Task objective: Look below. Copy each line that has "Census" in it.
"""
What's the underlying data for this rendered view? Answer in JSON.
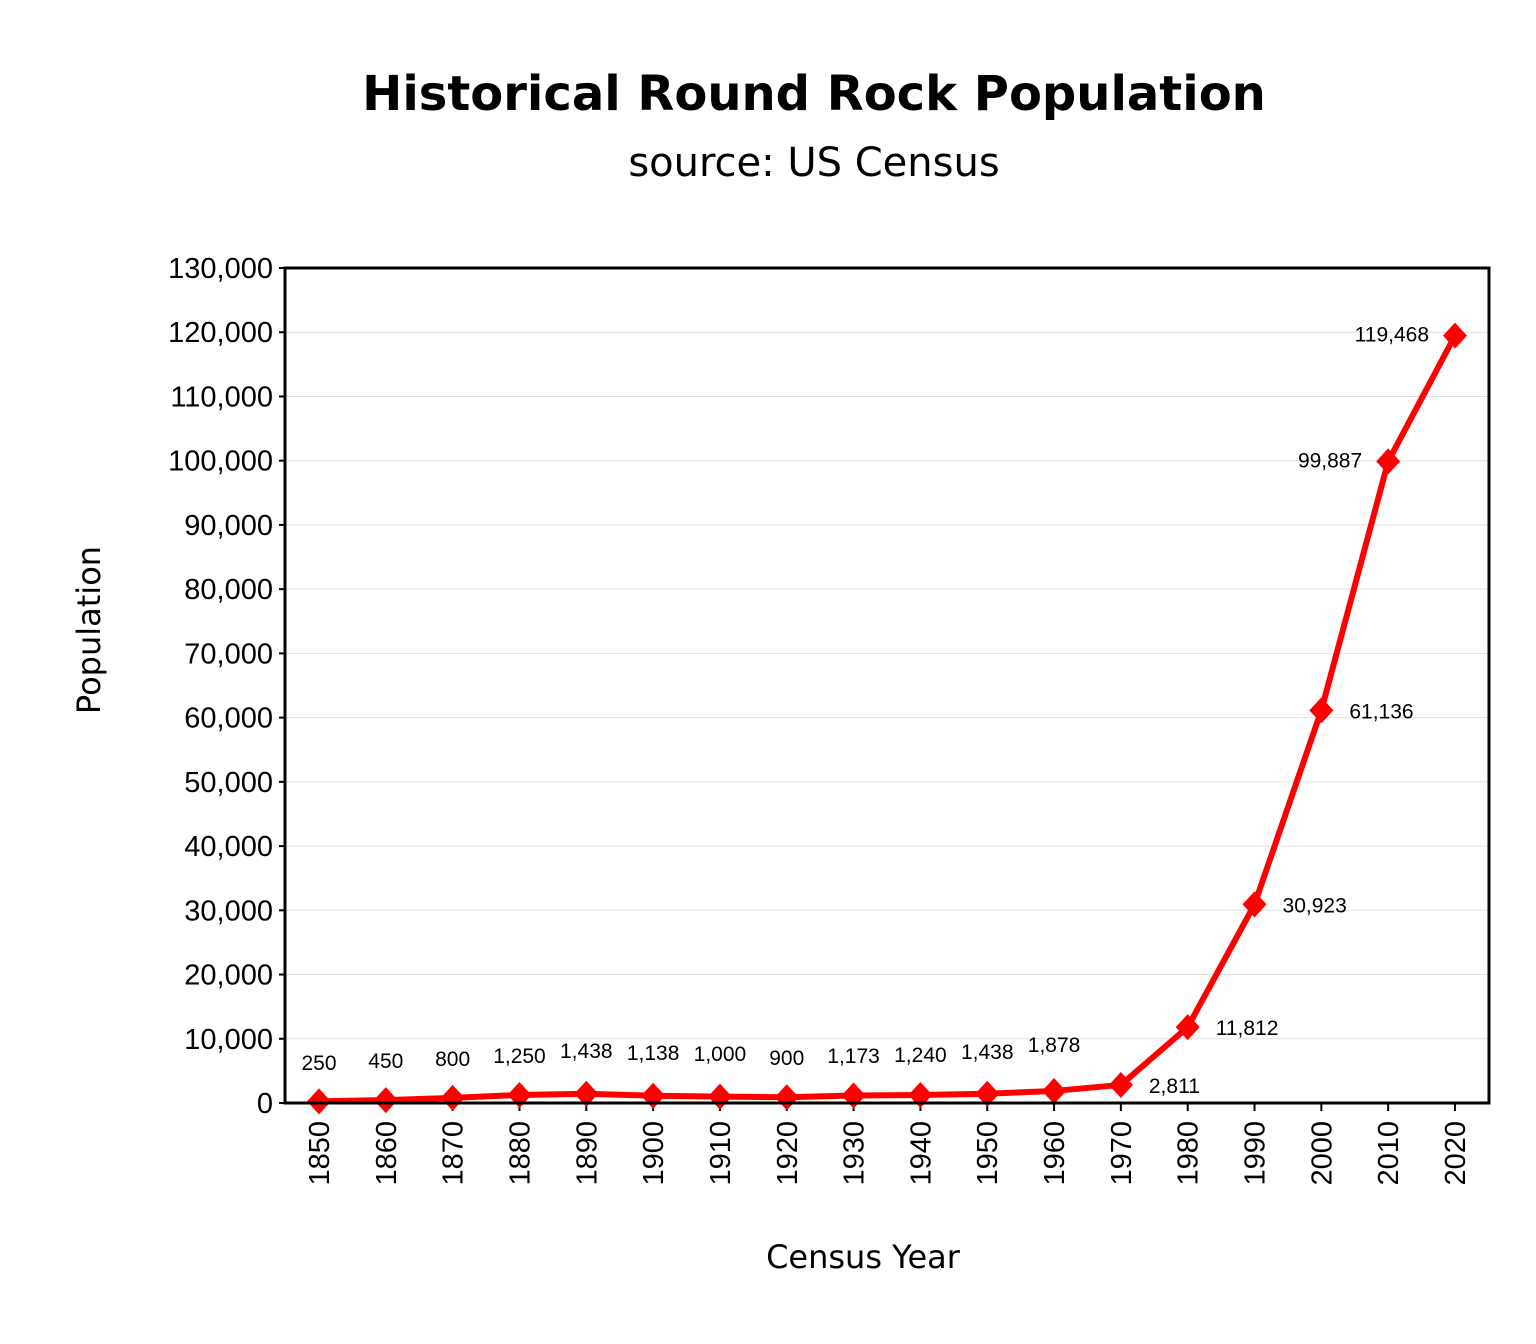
{
  "chart_data": {
    "type": "line",
    "title": "Historical Round Rock Population",
    "subtitle": "source: US Census",
    "xlabel": "Census Year",
    "ylabel": "Population",
    "x": [
      1850,
      1860,
      1870,
      1880,
      1890,
      1900,
      1910,
      1920,
      1930,
      1940,
      1950,
      1960,
      1970,
      1980,
      1990,
      2000,
      2010,
      2020
    ],
    "series": [
      {
        "values": [
          250,
          450,
          800,
          1250,
          1438,
          1138,
          1000,
          900,
          1173,
          1240,
          1438,
          1878,
          2811,
          11812,
          30923,
          61136,
          99887,
          119468
        ],
        "color": "#ff0000",
        "marker": "diamond"
      }
    ],
    "data_labels": [
      "250",
      "450",
      "800",
      "1,250",
      "1,438",
      "1,138",
      "1,000",
      "900",
      "1,173",
      "1,240",
      "1,438",
      "1,878",
      "2,811",
      "11,812",
      "30,923",
      "61,136",
      "99,887",
      "119,468"
    ],
    "ylim": [
      0,
      130000
    ],
    "yticks": [
      "0",
      "10,000",
      "20,000",
      "30,000",
      "40,000",
      "50,000",
      "60,000",
      "70,000",
      "80,000",
      "90,000",
      "100,000",
      "110,000",
      "120,000",
      "130,000"
    ],
    "xtick_rotation": "vertical",
    "grid": "horizontal",
    "grid_color": "#e0e0e0",
    "legend": "none"
  }
}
"""
Written answer:
    "subtitle": "source: US Census",
    "xlabel": "Census Year",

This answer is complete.